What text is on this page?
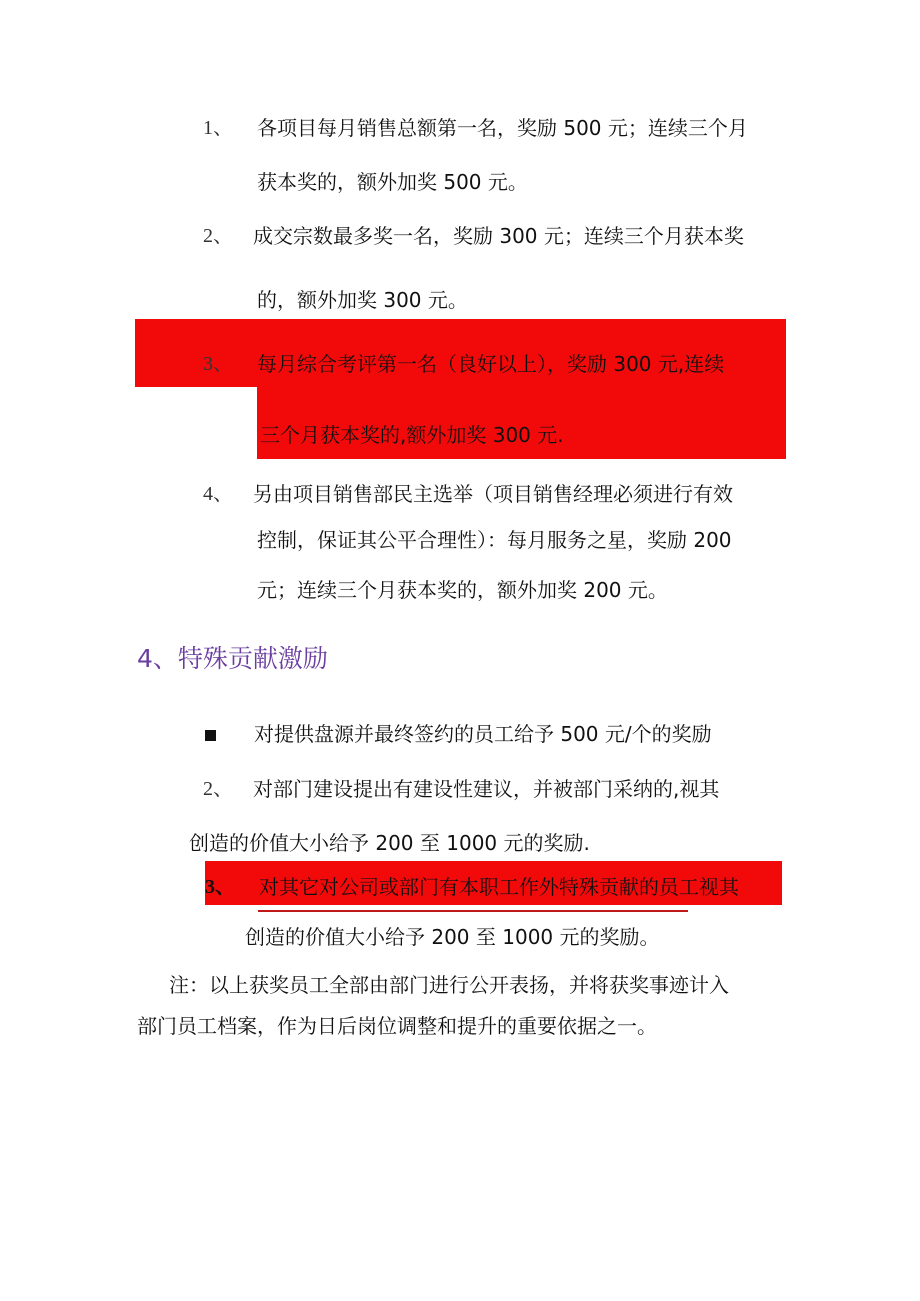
1、 各项目每月销售总额第一名，奖励 500 元；连续三个月
获本奖的，额外加奖 500 元。
2、 成交宗数最多奖一名，奖励 300 元；连续三个月获本奖
的，额外加奖 300 元。
3、 每月综合考评第一名（良好以上），奖励 300 元,连续
三个月获本奖的,额外加奖 300 元.
4、 另由项目销售部民主选举（项目销售经理必须进行有效
控制，保证其公平合理性）：每月服务之星，奖励 200
元；连续三个月获本奖的，额外加奖 200 元。
4、特殊贡献激励
对提供盘源并最终签约的员工给予 500 元/个的奖励
2、 对部门建设提出有建设性建议，并被部门采纳的,视其
创造的价值大小给予 200 至 1000 元的奖励.
3、 对其它对公司或部门有本职工作外特殊贡献的员工视其
创造的价值大小给予 200 至 1000 元的奖励。
注：以上获奖员工全部由部门进行公开表扬，并将获奖事迹计入
部门员工档案，作为日后岗位调整和提升的重要依据之一。
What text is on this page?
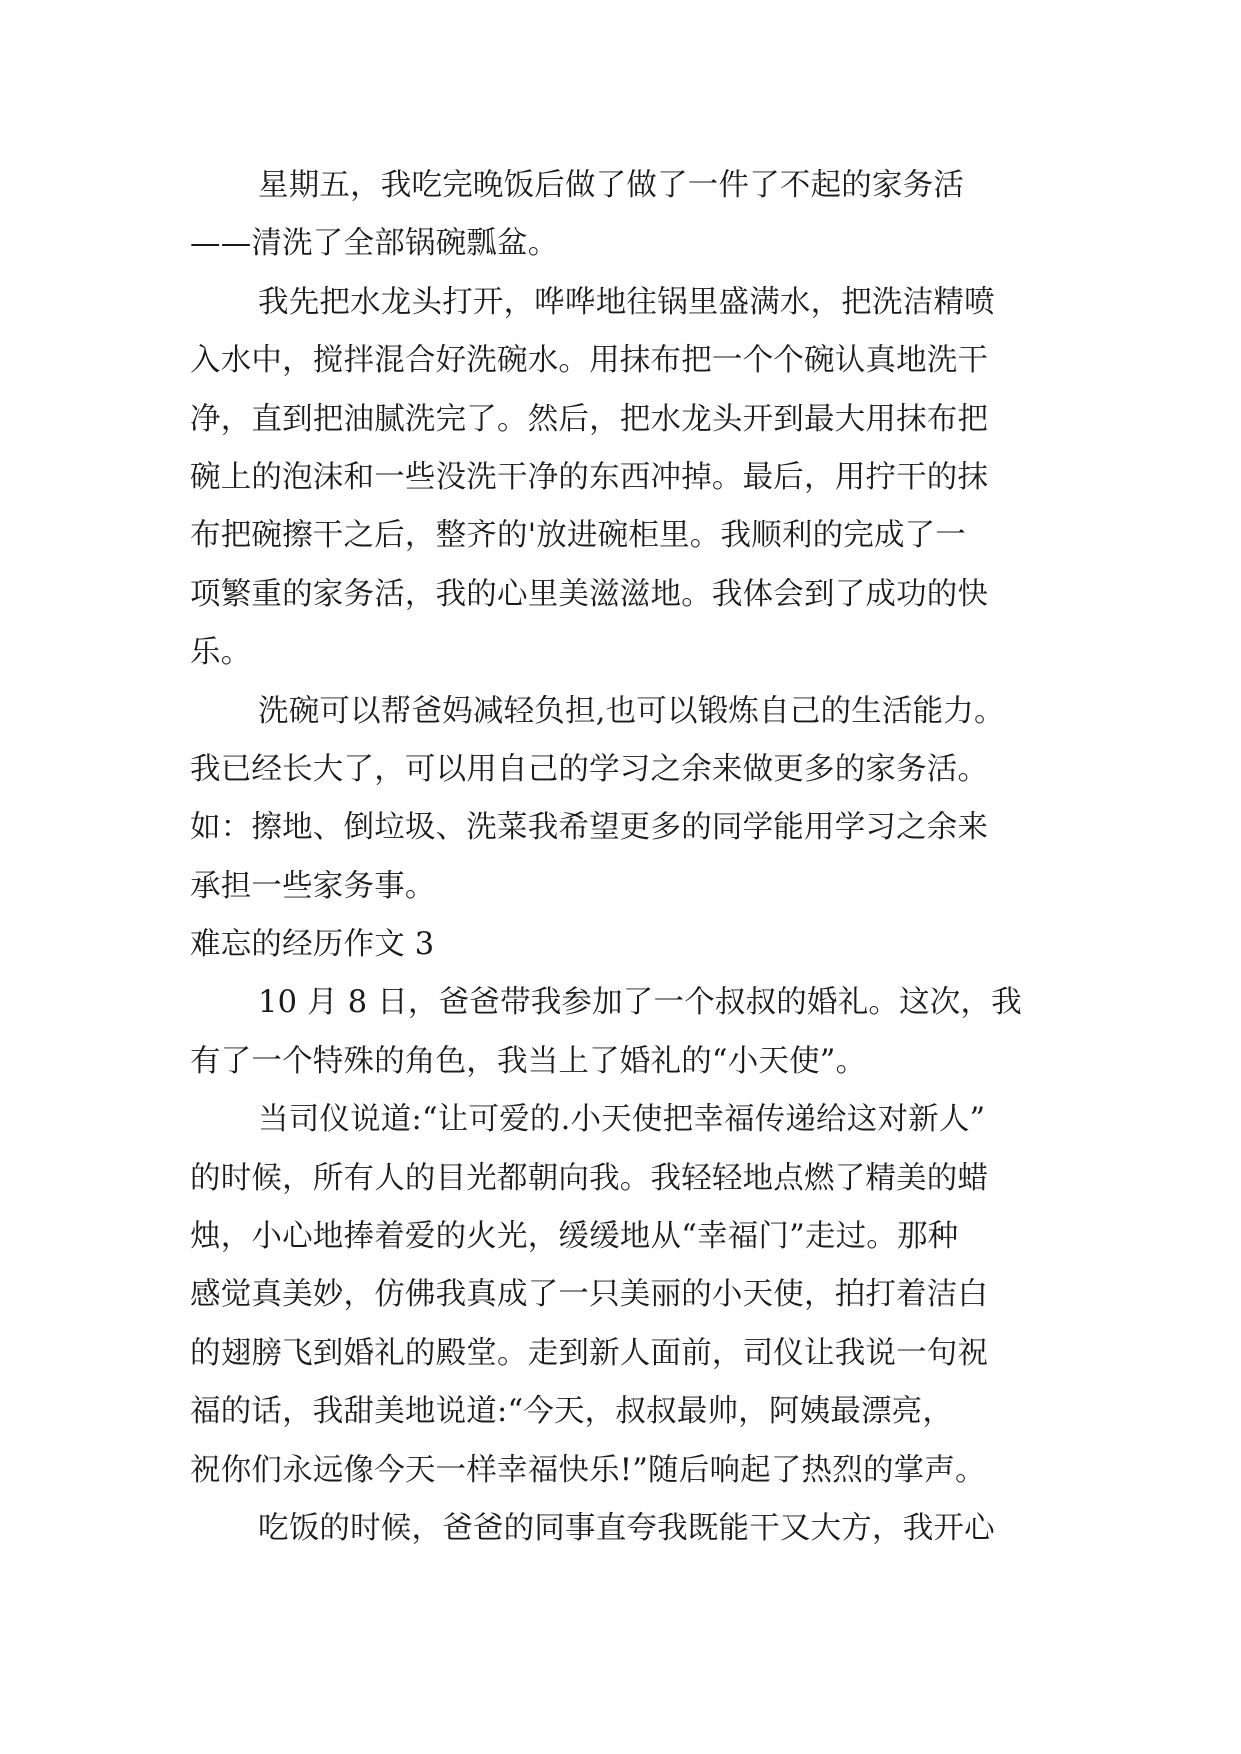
星期五，我吃完晚饭后做了做了一件了不起的家务活
——清洗了全部锅碗瓢盆。
我先把水龙头打开，哗哗地往锅里盛满水，把洗洁精喷
入水中，搅拌混合好洗碗水。用抹布把一个个碗认真地洗干
净，直到把油腻洗完了。然后，把水龙头开到最大用抹布把
碗上的泡沫和一些没洗干净的东西冲掉。最后，用拧干的抹
布把碗擦干之后，整齐的'放进碗柜里。我顺利的完成了一
项繁重的家务活，我的心里美滋滋地。我体会到了成功的快
乐。
洗碗可以帮爸妈减轻负担,也可以锻炼自己的生活能力。
我已经长大了，可以用自己的学习之余来做更多的家务活。
如：擦地、倒垃圾、洗菜我希望更多的同学能用学习之余来
承担一些家务事。
难忘的经历作文 3
10 月 8 日，爸爸带我参加了一个叔叔的婚礼。这次，我
有了一个特殊的角色，我当上了婚礼的“小天使”。
当司仪说道:“让可爱的.小天使把幸福传递给这对新人”
的时候，所有人的目光都朝向我。我轻轻地点燃了精美的蜡
烛，小心地捧着爱的火光，缓缓地从“幸福门”走过。那种
感觉真美妙，仿佛我真成了一只美丽的小天使，拍打着洁白
的翅膀飞到婚礼的殿堂。走到新人面前，司仪让我说一句祝
福的话，我甜美地说道:“今天，叔叔最帅，阿姨最漂亮，
祝你们永远像今天一样幸福快乐!”随后响起了热烈的掌声。
吃饭的时候，爸爸的同事直夸我既能干又大方，我开心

☆ ☆ ☆ ☆ ☆ ☆ ☆

Find each line holding the word "额外加奖" and copy it.

获本奖的，额外加奖 500 元。
的，额外加奖 300 元。
三个月获本奖的,额外加奖 300 元.
元；连续三个月获本奖的，额外加奖 200 元。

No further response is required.